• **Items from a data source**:
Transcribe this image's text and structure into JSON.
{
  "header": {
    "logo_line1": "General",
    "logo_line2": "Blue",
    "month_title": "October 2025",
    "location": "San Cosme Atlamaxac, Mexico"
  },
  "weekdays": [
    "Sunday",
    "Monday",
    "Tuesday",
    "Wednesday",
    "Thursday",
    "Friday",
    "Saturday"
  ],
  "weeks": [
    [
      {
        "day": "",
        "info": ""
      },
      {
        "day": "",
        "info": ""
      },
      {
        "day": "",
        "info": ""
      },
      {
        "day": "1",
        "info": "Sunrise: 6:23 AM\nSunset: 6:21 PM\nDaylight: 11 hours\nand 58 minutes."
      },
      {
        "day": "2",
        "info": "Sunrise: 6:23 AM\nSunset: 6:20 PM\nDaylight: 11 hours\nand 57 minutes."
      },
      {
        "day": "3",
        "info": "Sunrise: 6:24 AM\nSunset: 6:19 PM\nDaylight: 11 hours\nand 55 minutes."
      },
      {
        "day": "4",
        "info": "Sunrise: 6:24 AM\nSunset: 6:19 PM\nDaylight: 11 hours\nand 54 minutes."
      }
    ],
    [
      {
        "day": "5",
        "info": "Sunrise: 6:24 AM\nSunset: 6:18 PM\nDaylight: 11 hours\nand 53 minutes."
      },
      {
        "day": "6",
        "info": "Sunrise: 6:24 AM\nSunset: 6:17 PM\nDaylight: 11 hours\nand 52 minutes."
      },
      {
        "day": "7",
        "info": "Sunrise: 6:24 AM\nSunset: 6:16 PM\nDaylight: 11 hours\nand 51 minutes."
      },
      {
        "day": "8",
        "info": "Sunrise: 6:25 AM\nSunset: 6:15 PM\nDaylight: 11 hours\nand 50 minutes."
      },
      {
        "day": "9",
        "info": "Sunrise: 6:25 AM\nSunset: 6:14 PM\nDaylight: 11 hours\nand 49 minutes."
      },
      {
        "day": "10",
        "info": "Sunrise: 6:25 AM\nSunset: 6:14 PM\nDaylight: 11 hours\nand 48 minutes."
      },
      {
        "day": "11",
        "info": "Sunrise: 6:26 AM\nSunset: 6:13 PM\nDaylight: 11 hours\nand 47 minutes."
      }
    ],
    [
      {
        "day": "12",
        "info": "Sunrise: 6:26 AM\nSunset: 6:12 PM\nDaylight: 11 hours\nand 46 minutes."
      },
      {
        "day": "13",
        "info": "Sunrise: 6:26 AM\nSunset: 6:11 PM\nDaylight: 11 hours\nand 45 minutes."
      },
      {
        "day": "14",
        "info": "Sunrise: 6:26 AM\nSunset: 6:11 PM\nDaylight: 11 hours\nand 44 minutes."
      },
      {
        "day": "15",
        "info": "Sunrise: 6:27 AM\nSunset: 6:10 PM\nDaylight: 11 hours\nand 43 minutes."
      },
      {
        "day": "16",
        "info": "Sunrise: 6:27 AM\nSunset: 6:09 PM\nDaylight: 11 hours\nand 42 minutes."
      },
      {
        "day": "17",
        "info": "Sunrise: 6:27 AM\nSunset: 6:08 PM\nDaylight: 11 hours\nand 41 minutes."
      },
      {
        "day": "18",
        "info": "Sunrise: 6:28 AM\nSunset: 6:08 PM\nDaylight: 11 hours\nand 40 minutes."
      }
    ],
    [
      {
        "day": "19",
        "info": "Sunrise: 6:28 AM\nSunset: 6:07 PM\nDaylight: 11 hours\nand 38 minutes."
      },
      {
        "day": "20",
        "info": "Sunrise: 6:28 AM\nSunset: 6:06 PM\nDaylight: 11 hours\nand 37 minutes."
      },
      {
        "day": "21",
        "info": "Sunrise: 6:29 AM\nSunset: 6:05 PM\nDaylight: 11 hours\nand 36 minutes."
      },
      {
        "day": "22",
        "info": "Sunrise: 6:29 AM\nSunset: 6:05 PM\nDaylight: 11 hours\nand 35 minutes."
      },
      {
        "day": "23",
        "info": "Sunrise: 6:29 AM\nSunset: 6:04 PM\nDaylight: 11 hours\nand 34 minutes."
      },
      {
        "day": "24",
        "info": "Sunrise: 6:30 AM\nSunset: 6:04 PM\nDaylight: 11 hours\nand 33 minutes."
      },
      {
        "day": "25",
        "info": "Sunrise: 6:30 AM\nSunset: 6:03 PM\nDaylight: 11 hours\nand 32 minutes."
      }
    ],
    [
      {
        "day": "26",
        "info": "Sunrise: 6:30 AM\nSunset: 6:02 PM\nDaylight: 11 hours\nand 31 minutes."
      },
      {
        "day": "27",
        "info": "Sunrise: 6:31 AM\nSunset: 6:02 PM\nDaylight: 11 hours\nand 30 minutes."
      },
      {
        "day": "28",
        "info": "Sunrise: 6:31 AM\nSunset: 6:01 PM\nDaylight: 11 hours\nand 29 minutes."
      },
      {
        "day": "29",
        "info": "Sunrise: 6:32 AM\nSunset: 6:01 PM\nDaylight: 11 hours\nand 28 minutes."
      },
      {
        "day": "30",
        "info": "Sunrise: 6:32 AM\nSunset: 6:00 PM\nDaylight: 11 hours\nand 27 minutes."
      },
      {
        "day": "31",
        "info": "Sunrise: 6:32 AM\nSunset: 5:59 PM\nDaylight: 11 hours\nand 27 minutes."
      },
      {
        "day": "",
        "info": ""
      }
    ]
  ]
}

• **What the task asks**: Repeat the whole listing exactly, keeping every line intact.

• **Correct answer**:
Transcribe this image's text and structure into JSON.
{
  "header": {
    "logo_line1": "General",
    "logo_line2": "Blue",
    "month_title": "October 2025",
    "location": "San Cosme Atlamaxac, Mexico"
  },
  "weekdays": [
    "Sunday",
    "Monday",
    "Tuesday",
    "Wednesday",
    "Thursday",
    "Friday",
    "Saturday"
  ],
  "weeks": [
    [
      {
        "day": "",
        "info": ""
      },
      {
        "day": "",
        "info": ""
      },
      {
        "day": "",
        "info": ""
      },
      {
        "day": "1",
        "info": "Sunrise: 6:23 AM\nSunset: 6:21 PM\nDaylight: 11 hours\nand 58 minutes."
      },
      {
        "day": "2",
        "info": "Sunrise: 6:23 AM\nSunset: 6:20 PM\nDaylight: 11 hours\nand 57 minutes."
      },
      {
        "day": "3",
        "info": "Sunrise: 6:24 AM\nSunset: 6:19 PM\nDaylight: 11 hours\nand 55 minutes."
      },
      {
        "day": "4",
        "info": "Sunrise: 6:24 AM\nSunset: 6:19 PM\nDaylight: 11 hours\nand 54 minutes."
      }
    ],
    [
      {
        "day": "5",
        "info": "Sunrise: 6:24 AM\nSunset: 6:18 PM\nDaylight: 11 hours\nand 53 minutes."
      },
      {
        "day": "6",
        "info": "Sunrise: 6:24 AM\nSunset: 6:17 PM\nDaylight: 11 hours\nand 52 minutes."
      },
      {
        "day": "7",
        "info": "Sunrise: 6:24 AM\nSunset: 6:16 PM\nDaylight: 11 hours\nand 51 minutes."
      },
      {
        "day": "8",
        "info": "Sunrise: 6:25 AM\nSunset: 6:15 PM\nDaylight: 11 hours\nand 50 minutes."
      },
      {
        "day": "9",
        "info": "Sunrise: 6:25 AM\nSunset: 6:14 PM\nDaylight: 11 hours\nand 49 minutes."
      },
      {
        "day": "10",
        "info": "Sunrise: 6:25 AM\nSunset: 6:14 PM\nDaylight: 11 hours\nand 48 minutes."
      },
      {
        "day": "11",
        "info": "Sunrise: 6:26 AM\nSunset: 6:13 PM\nDaylight: 11 hours\nand 47 minutes."
      }
    ],
    [
      {
        "day": "12",
        "info": "Sunrise: 6:26 AM\nSunset: 6:12 PM\nDaylight: 11 hours\nand 46 minutes."
      },
      {
        "day": "13",
        "info": "Sunrise: 6:26 AM\nSunset: 6:11 PM\nDaylight: 11 hours\nand 45 minutes."
      },
      {
        "day": "14",
        "info": "Sunrise: 6:26 AM\nSunset: 6:11 PM\nDaylight: 11 hours\nand 44 minutes."
      },
      {
        "day": "15",
        "info": "Sunrise: 6:27 AM\nSunset: 6:10 PM\nDaylight: 11 hours\nand 43 minutes."
      },
      {
        "day": "16",
        "info": "Sunrise: 6:27 AM\nSunset: 6:09 PM\nDaylight: 11 hours\nand 42 minutes."
      },
      {
        "day": "17",
        "info": "Sunrise: 6:27 AM\nSunset: 6:08 PM\nDaylight: 11 hours\nand 41 minutes."
      },
      {
        "day": "18",
        "info": "Sunrise: 6:28 AM\nSunset: 6:08 PM\nDaylight: 11 hours\nand 40 minutes."
      }
    ],
    [
      {
        "day": "19",
        "info": "Sunrise: 6:28 AM\nSunset: 6:07 PM\nDaylight: 11 hours\nand 38 minutes."
      },
      {
        "day": "20",
        "info": "Sunrise: 6:28 AM\nSunset: 6:06 PM\nDaylight: 11 hours\nand 37 minutes."
      },
      {
        "day": "21",
        "info": "Sunrise: 6:29 AM\nSunset: 6:05 PM\nDaylight: 11 hours\nand 36 minutes."
      },
      {
        "day": "22",
        "info": "Sunrise: 6:29 AM\nSunset: 6:05 PM\nDaylight: 11 hours\nand 35 minutes."
      },
      {
        "day": "23",
        "info": "Sunrise: 6:29 AM\nSunset: 6:04 PM\nDaylight: 11 hours\nand 34 minutes."
      },
      {
        "day": "24",
        "info": "Sunrise: 6:30 AM\nSunset: 6:04 PM\nDaylight: 11 hours\nand 33 minutes."
      },
      {
        "day": "25",
        "info": "Sunrise: 6:30 AM\nSunset: 6:03 PM\nDaylight: 11 hours\nand 32 minutes."
      }
    ],
    [
      {
        "day": "26",
        "info": "Sunrise: 6:30 AM\nSunset: 6:02 PM\nDaylight: 11 hours\nand 31 minutes."
      },
      {
        "day": "27",
        "info": "Sunrise: 6:31 AM\nSunset: 6:02 PM\nDaylight: 11 hours\nand 30 minutes."
      },
      {
        "day": "28",
        "info": "Sunrise: 6:31 AM\nSunset: 6:01 PM\nDaylight: 11 hours\nand 29 minutes."
      },
      {
        "day": "29",
        "info": "Sunrise: 6:32 AM\nSunset: 6:01 PM\nDaylight: 11 hours\nand 28 minutes."
      },
      {
        "day": "30",
        "info": "Sunrise: 6:32 AM\nSunset: 6:00 PM\nDaylight: 11 hours\nand 27 minutes."
      },
      {
        "day": "31",
        "info": "Sunrise: 6:32 AM\nSunset: 5:59 PM\nDaylight: 11 hours\nand 27 minutes."
      },
      {
        "day": "",
        "info": ""
      }
    ]
  ]
}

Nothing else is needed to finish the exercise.